> TO BE DONE
Word for word, restate every line of the material.
====================
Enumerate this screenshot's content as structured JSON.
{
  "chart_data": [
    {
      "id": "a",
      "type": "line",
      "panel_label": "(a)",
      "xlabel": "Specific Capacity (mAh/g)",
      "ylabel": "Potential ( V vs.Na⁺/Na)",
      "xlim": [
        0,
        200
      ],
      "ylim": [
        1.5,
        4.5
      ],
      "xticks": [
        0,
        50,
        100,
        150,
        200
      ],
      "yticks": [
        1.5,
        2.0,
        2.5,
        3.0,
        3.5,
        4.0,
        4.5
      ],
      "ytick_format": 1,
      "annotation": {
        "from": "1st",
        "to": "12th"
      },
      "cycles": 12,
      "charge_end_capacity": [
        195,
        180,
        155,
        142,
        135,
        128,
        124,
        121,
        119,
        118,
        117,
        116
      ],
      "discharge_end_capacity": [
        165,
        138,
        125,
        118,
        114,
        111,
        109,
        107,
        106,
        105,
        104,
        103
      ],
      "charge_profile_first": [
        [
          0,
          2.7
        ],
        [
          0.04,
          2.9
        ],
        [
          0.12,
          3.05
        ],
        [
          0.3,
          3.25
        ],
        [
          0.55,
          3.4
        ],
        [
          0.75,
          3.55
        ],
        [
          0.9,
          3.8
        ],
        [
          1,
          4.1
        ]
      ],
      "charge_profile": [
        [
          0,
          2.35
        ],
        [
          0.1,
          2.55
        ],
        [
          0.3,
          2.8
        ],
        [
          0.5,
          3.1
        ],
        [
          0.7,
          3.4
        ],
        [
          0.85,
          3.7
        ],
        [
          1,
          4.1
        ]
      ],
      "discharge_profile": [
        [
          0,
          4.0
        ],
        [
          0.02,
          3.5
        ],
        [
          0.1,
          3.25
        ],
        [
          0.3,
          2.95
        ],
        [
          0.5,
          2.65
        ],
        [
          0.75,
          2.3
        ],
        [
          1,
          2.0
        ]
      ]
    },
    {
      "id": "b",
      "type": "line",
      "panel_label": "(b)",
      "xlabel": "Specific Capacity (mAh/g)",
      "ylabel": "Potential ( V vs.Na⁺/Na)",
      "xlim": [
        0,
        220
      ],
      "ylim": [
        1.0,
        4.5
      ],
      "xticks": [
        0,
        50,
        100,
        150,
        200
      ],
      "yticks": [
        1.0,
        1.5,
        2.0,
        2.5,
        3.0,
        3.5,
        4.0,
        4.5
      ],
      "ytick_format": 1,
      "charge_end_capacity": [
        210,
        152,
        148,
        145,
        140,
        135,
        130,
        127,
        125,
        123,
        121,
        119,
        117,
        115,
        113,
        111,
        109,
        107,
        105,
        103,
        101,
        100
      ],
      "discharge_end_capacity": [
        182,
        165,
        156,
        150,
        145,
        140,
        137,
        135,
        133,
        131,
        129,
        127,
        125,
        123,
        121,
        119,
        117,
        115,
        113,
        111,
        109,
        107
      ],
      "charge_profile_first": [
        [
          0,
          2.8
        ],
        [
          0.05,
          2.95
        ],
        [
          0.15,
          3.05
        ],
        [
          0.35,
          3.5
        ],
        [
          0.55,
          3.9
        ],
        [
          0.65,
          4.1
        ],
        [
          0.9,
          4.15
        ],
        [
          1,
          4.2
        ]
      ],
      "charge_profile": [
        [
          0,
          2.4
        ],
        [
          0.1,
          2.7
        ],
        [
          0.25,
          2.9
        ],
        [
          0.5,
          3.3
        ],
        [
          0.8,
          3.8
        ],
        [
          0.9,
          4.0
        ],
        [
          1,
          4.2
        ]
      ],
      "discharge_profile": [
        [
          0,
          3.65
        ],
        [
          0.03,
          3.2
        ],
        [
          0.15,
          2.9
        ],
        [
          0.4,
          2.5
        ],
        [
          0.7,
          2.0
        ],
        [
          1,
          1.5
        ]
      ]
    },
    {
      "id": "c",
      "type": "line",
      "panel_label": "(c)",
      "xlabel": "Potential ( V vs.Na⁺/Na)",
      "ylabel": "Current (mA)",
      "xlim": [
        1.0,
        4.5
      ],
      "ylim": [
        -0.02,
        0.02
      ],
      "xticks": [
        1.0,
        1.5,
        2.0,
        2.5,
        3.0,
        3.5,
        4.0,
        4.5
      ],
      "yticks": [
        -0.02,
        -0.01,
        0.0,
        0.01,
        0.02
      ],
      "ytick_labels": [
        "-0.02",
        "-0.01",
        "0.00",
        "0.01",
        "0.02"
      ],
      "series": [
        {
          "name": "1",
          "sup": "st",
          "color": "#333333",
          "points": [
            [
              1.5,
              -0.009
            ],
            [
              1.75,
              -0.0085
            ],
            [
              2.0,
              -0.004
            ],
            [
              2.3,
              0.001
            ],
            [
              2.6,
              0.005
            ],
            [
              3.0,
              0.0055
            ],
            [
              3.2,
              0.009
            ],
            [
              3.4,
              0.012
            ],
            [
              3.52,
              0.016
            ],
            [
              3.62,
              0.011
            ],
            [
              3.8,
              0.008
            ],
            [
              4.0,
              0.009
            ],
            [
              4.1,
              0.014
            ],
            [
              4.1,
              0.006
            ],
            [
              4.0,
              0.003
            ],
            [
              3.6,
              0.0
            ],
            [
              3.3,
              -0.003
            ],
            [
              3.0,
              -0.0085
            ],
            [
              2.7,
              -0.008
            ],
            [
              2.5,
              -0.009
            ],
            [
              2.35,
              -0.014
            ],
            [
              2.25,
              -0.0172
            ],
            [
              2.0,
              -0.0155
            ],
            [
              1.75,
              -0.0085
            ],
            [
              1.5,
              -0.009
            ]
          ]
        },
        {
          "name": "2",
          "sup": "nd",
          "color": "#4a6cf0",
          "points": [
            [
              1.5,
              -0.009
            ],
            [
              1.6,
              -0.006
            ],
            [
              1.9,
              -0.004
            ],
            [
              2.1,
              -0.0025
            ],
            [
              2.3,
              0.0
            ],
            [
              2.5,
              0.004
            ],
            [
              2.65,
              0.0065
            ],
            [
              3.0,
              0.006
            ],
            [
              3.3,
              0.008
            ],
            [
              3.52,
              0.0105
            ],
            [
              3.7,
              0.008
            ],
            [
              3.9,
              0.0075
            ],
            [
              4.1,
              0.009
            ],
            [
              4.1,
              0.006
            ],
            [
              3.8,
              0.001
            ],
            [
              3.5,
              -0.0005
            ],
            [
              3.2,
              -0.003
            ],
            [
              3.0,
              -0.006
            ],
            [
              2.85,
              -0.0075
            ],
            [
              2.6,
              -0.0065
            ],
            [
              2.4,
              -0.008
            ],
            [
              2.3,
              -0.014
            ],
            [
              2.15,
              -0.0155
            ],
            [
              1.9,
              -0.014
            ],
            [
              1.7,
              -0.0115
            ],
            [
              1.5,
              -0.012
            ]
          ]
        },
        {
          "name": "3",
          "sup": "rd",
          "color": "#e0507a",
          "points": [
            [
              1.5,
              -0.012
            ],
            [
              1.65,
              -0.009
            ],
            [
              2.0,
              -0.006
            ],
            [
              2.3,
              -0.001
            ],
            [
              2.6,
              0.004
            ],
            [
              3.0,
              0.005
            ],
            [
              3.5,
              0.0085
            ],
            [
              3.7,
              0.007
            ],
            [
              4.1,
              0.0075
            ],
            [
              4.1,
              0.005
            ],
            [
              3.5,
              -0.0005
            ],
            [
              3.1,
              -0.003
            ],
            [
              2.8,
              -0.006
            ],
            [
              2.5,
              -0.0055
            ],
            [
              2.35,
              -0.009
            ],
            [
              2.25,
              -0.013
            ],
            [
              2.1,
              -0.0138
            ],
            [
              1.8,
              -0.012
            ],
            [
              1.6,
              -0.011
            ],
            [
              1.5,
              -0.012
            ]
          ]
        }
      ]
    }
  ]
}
====================
> TASK SOLUTION
Enumerate this screenshot's content as structured JSON.
{
  "chart_data": [
    {
      "id": "a",
      "type": "line",
      "panel_label": "(a)",
      "xlabel": "Specific Capacity (mAh/g)",
      "ylabel": "Potential ( V vs.Na⁺/Na)",
      "xlim": [
        0,
        200
      ],
      "ylim": [
        1.5,
        4.5
      ],
      "xticks": [
        0,
        50,
        100,
        150,
        200
      ],
      "yticks": [
        1.5,
        2.0,
        2.5,
        3.0,
        3.5,
        4.0,
        4.5
      ],
      "ytick_format": 1,
      "annotation": {
        "from": "1st",
        "to": "12th"
      },
      "cycles": 12,
      "charge_end_capacity": [
        195,
        180,
        155,
        142,
        135,
        128,
        124,
        121,
        119,
        118,
        117,
        116
      ],
      "discharge_end_capacity": [
        165,
        138,
        125,
        118,
        114,
        111,
        109,
        107,
        106,
        105,
        104,
        103
      ],
      "charge_profile_first": [
        [
          0,
          2.7
        ],
        [
          0.04,
          2.9
        ],
        [
          0.12,
          3.05
        ],
        [
          0.3,
          3.25
        ],
        [
          0.55,
          3.4
        ],
        [
          0.75,
          3.55
        ],
        [
          0.9,
          3.8
        ],
        [
          1,
          4.1
        ]
      ],
      "charge_profile": [
        [
          0,
          2.35
        ],
        [
          0.1,
          2.55
        ],
        [
          0.3,
          2.8
        ],
        [
          0.5,
          3.1
        ],
        [
          0.7,
          3.4
        ],
        [
          0.85,
          3.7
        ],
        [
          1,
          4.1
        ]
      ],
      "discharge_profile": [
        [
          0,
          4.0
        ],
        [
          0.02,
          3.5
        ],
        [
          0.1,
          3.25
        ],
        [
          0.3,
          2.95
        ],
        [
          0.5,
          2.65
        ],
        [
          0.75,
          2.3
        ],
        [
          1,
          2.0
        ]
      ]
    },
    {
      "id": "b",
      "type": "line",
      "panel_label": "(b)",
      "xlabel": "Specific Capacity (mAh/g)",
      "ylabel": "Potential ( V vs.Na⁺/Na)",
      "xlim": [
        0,
        220
      ],
      "ylim": [
        1.0,
        4.5
      ],
      "xticks": [
        0,
        50,
        100,
        150,
        200
      ],
      "yticks": [
        1.0,
        1.5,
        2.0,
        2.5,
        3.0,
        3.5,
        4.0,
        4.5
      ],
      "ytick_format": 1,
      "charge_end_capacity": [
        210,
        152,
        148,
        145,
        140,
        135,
        130,
        127,
        125,
        123,
        121,
        119,
        117,
        115,
        113,
        111,
        109,
        107,
        105,
        103,
        101,
        100
      ],
      "discharge_end_capacity": [
        182,
        165,
        156,
        150,
        145,
        140,
        137,
        135,
        133,
        131,
        129,
        127,
        125,
        123,
        121,
        119,
        117,
        115,
        113,
        111,
        109,
        107
      ],
      "charge_profile_first": [
        [
          0,
          2.8
        ],
        [
          0.05,
          2.95
        ],
        [
          0.15,
          3.05
        ],
        [
          0.35,
          3.5
        ],
        [
          0.55,
          3.9
        ],
        [
          0.65,
          4.1
        ],
        [
          0.9,
          4.15
        ],
        [
          1,
          4.2
        ]
      ],
      "charge_profile": [
        [
          0,
          2.4
        ],
        [
          0.1,
          2.7
        ],
        [
          0.25,
          2.9
        ],
        [
          0.5,
          3.3
        ],
        [
          0.8,
          3.8
        ],
        [
          0.9,
          4.0
        ],
        [
          1,
          4.2
        ]
      ],
      "discharge_profile": [
        [
          0,
          3.65
        ],
        [
          0.03,
          3.2
        ],
        [
          0.15,
          2.9
        ],
        [
          0.4,
          2.5
        ],
        [
          0.7,
          2.0
        ],
        [
          1,
          1.5
        ]
      ]
    },
    {
      "id": "c",
      "type": "line",
      "panel_label": "(c)",
      "xlabel": "Potential ( V vs.Na⁺/Na)",
      "ylabel": "Current (mA)",
      "xlim": [
        1.0,
        4.5
      ],
      "ylim": [
        -0.02,
        0.02
      ],
      "xticks": [
        1.0,
        1.5,
        2.0,
        2.5,
        3.0,
        3.5,
        4.0,
        4.5
      ],
      "yticks": [
        -0.02,
        -0.01,
        0.0,
        0.01,
        0.02
      ],
      "ytick_labels": [
        "-0.02",
        "-0.01",
        "0.00",
        "0.01",
        "0.02"
      ],
      "series": [
        {
          "name": "1",
          "sup": "st",
          "color": "#333333",
          "points": [
            [
              1.5,
              -0.009
            ],
            [
              1.75,
              -0.0085
            ],
            [
              2.0,
              -0.004
            ],
            [
              2.3,
              0.001
            ],
            [
              2.6,
              0.005
            ],
            [
              3.0,
              0.0055
            ],
            [
              3.2,
              0.009
            ],
            [
              3.4,
              0.012
            ],
            [
              3.52,
              0.016
            ],
            [
              3.62,
              0.011
            ],
            [
              3.8,
              0.008
            ],
            [
              4.0,
              0.009
            ],
            [
              4.1,
              0.014
            ],
            [
              4.1,
              0.006
            ],
            [
              4.0,
              0.003
            ],
            [
              3.6,
              0.0
            ],
            [
              3.3,
              -0.003
            ],
            [
              3.0,
              -0.0085
            ],
            [
              2.7,
              -0.008
            ],
            [
              2.5,
              -0.009
            ],
            [
              2.35,
              -0.014
            ],
            [
              2.25,
              -0.0172
            ],
            [
              2.0,
              -0.0155
            ],
            [
              1.75,
              -0.0085
            ],
            [
              1.5,
              -0.009
            ]
          ]
        },
        {
          "name": "2",
          "sup": "nd",
          "color": "#4a6cf0",
          "points": [
            [
              1.5,
              -0.009
            ],
            [
              1.6,
              -0.006
            ],
            [
              1.9,
              -0.004
            ],
            [
              2.1,
              -0.0025
            ],
            [
              2.3,
              0.0
            ],
            [
              2.5,
              0.004
            ],
            [
              2.65,
              0.0065
            ],
            [
              3.0,
              0.006
            ],
            [
              3.3,
              0.008
            ],
            [
              3.52,
              0.0105
            ],
            [
              3.7,
              0.008
            ],
            [
              3.9,
              0.0075
            ],
            [
              4.1,
              0.009
            ],
            [
              4.1,
              0.006
            ],
            [
              3.8,
              0.001
            ],
            [
              3.5,
              -0.0005
            ],
            [
              3.2,
              -0.003
            ],
            [
              3.0,
              -0.006
            ],
            [
              2.85,
              -0.0075
            ],
            [
              2.6,
              -0.0065
            ],
            [
              2.4,
              -0.008
            ],
            [
              2.3,
              -0.014
            ],
            [
              2.15,
              -0.0155
            ],
            [
              1.9,
              -0.014
            ],
            [
              1.7,
              -0.0115
            ],
            [
              1.5,
              -0.012
            ]
          ]
        },
        {
          "name": "3",
          "sup": "rd",
          "color": "#e0507a",
          "points": [
            [
              1.5,
              -0.012
            ],
            [
              1.65,
              -0.009
            ],
            [
              2.0,
              -0.006
            ],
            [
              2.3,
              -0.001
            ],
            [
              2.6,
              0.004
            ],
            [
              3.0,
              0.005
            ],
            [
              3.5,
              0.0085
            ],
            [
              3.7,
              0.007
            ],
            [
              4.1,
              0.0075
            ],
            [
              4.1,
              0.005
            ],
            [
              3.5,
              -0.0005
            ],
            [
              3.1,
              -0.003
            ],
            [
              2.8,
              -0.006
            ],
            [
              2.5,
              -0.0055
            ],
            [
              2.35,
              -0.009
            ],
            [
              2.25,
              -0.013
            ],
            [
              2.1,
              -0.0138
            ],
            [
              1.8,
              -0.012
            ],
            [
              1.6,
              -0.011
            ],
            [
              1.5,
              -0.012
            ]
          ]
        }
      ]
    }
  ]
}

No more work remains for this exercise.